Problem details = Copy every line of the data that includes the string "name".

Given entries =
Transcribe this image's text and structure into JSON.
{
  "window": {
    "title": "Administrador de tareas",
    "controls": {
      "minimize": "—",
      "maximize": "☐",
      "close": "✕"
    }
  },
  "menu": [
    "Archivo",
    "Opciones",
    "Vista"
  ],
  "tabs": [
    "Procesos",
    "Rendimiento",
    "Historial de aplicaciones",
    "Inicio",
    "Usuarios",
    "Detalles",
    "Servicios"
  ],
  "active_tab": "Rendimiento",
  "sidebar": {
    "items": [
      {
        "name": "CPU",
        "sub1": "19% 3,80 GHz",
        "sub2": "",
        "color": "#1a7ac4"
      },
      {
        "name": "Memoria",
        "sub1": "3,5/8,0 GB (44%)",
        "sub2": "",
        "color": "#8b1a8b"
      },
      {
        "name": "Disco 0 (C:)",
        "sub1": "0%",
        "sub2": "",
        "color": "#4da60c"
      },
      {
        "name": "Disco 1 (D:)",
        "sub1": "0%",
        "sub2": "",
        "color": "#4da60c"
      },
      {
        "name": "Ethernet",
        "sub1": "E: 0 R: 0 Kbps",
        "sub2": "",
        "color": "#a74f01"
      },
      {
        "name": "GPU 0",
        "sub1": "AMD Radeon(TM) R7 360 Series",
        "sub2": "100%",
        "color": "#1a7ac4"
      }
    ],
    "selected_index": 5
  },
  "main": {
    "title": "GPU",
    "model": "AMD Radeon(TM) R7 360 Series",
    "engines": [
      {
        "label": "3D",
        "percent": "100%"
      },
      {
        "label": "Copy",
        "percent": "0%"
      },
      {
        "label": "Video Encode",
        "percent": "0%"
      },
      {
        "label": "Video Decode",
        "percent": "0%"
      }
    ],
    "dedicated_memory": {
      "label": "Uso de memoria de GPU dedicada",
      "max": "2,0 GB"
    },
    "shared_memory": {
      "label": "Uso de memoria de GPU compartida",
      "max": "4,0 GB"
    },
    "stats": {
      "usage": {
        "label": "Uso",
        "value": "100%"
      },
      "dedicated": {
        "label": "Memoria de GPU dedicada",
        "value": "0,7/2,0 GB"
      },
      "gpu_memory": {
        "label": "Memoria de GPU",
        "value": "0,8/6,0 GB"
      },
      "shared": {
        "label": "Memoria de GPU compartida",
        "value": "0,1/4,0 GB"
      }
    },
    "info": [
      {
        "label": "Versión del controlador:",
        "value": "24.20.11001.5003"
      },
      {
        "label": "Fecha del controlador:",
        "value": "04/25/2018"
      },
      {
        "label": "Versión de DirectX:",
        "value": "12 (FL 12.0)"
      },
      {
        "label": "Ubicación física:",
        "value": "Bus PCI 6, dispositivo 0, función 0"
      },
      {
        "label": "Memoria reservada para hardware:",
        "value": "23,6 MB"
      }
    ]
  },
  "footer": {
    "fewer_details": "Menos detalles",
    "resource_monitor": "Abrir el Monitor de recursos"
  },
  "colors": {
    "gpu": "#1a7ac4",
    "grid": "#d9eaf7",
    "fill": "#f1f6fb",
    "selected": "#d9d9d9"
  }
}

Output for this exercise =
        "name": "CPU",
        "name": "Memoria",
        "name": "Disco 0 (C:)",
        "name": "Disco 1 (D:)",
        "name": "Ethernet",
        "name": "GPU 0",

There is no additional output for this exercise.